Repeat the listing in full, exactly as it stands.

## begin Dataset content

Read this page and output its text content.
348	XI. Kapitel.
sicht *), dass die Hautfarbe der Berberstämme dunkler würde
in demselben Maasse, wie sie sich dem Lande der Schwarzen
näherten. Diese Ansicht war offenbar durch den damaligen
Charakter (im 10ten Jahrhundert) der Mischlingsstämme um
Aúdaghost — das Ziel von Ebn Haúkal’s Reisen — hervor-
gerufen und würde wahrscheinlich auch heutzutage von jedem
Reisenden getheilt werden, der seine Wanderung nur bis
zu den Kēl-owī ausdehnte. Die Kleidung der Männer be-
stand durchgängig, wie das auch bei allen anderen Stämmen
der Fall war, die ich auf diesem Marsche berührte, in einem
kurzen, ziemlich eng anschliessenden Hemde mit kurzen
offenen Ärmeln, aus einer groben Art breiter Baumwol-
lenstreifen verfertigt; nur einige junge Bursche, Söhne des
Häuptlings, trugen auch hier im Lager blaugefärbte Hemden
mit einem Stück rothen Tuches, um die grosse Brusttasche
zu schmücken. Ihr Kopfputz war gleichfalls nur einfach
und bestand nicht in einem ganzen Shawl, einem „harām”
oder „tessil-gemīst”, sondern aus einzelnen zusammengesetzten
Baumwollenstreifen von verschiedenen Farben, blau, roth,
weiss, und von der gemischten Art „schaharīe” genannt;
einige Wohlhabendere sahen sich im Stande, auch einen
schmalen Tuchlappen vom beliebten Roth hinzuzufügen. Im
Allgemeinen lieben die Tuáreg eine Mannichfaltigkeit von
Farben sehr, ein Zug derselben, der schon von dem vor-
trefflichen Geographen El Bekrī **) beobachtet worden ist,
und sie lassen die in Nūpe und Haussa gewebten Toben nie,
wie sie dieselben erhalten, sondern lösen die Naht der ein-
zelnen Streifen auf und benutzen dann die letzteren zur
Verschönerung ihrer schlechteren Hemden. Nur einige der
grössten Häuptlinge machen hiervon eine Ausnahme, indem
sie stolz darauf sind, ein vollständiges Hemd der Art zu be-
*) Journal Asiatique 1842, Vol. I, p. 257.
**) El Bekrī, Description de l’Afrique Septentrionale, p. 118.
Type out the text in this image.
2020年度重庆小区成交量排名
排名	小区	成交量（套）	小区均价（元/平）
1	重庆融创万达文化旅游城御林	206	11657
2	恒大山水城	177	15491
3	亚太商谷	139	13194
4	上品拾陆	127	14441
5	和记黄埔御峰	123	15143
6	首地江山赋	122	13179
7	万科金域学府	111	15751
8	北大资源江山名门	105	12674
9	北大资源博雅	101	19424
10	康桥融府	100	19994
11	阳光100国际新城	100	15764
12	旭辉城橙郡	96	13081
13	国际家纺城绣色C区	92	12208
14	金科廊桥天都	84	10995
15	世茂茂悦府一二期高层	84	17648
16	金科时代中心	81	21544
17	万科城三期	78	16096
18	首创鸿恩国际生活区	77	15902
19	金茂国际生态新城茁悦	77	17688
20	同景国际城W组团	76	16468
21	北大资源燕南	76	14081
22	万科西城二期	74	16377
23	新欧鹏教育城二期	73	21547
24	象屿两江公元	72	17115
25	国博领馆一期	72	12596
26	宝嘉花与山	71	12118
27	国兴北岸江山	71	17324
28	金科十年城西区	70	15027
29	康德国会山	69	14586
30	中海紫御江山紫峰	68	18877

## end Dataset content

Response:
Read this page and output its text content.
348	XI. Kapitel.
sicht *), dass die Hautfarbe der Berberstämme dunkler würde
in demselben Maasse, wie sie sich dem Lande der Schwarzen
näherten. Diese Ansicht war offenbar durch den damaligen
Charakter (im 10ten Jahrhundert) der Mischlingsstämme um
Aúdaghost — das Ziel von Ebn Haúkal’s Reisen — hervor-
gerufen und würde wahrscheinlich auch heutzutage von jedem
Reisenden getheilt werden, der seine Wanderung nur bis
zu den Kēl-owī ausdehnte. Die Kleidung der Männer be-
stand durchgängig, wie das auch bei allen anderen Stämmen
der Fall war, die ich auf diesem Marsche berührte, in einem
kurzen, ziemlich eng anschliessenden Hemde mit kurzen
offenen Ärmeln, aus einer groben Art breiter Baumwol-
lenstreifen verfertigt; nur einige junge Bursche, Söhne des
Häuptlings, trugen auch hier im Lager blaugefärbte Hemden
mit einem Stück rothen Tuches, um die grosse Brusttasche
zu schmücken. Ihr Kopfputz war gleichfalls nur einfach
und bestand nicht in einem ganzen Shawl, einem „harām”
oder „tessil-gemīst”, sondern aus einzelnen zusammengesetzten
Baumwollenstreifen von verschiedenen Farben, blau, roth,
weiss, und von der gemischten Art „schaharīe” genannt;
einige Wohlhabendere sahen sich im Stande, auch einen
schmalen Tuchlappen vom beliebten Roth hinzuzufügen. Im
Allgemeinen lieben die Tuáreg eine Mannichfaltigkeit von
Farben sehr, ein Zug derselben, der schon von dem vor-
trefflichen Geographen El Bekrī **) beobachtet worden ist,
und sie lassen die in Nūpe und Haussa gewebten Toben nie,
wie sie dieselben erhalten, sondern lösen die Naht der ein-
zelnen Streifen auf und benutzen dann die letzteren zur
Verschönerung ihrer schlechteren Hemden. Nur einige der
grössten Häuptlinge machen hiervon eine Ausnahme, indem
sie stolz darauf sind, ein vollständiges Hemd der Art zu be-
*) Journal Asiatique 1842, Vol. I, p. 257.
**) El Bekrī, Description de l’Afrique Septentrionale, p. 118.
Type out the text in this image.
2020年度重庆小区成交量排名
排名	小区	成交量（套）	小区均价（元/平）
1	重庆融创万达文化旅游城御林	206	11657
2	恒大山水城	177	15491
3	亚太商谷	139	13194
4	上品拾陆	127	14441
5	和记黄埔御峰	123	15143
6	首地江山赋	122	13179
7	万科金域学府	111	15751
8	北大资源江山名门	105	12674
9	北大资源博雅	101	19424
10	康桥融府	100	19994
11	阳光100国际新城	100	15764
12	旭辉城橙郡	96	13081
13	国际家纺城绣色C区	92	12208
14	金科廊桥天都	84	10995
15	世茂茂悦府一二期高层	84	17648
16	金科时代中心	81	21544
17	万科城三期	78	16096
18	首创鸿恩国际生活区	77	15902
19	金茂国际生态新城茁悦	77	17688
20	同景国际城W组团	76	16468
21	北大资源燕南	76	14081
22	万科西城二期	74	16377
23	新欧鹏教育城二期	73	21547
24	象屿两江公元	72	17115
25	国博领馆一期	72	12596
26	宝嘉花与山	71	12118
27	国兴北岸江山	71	17324
28	金科十年城西区	70	15027
29	康德国会山	69	14586
30	中海紫御江山紫峰	68	18877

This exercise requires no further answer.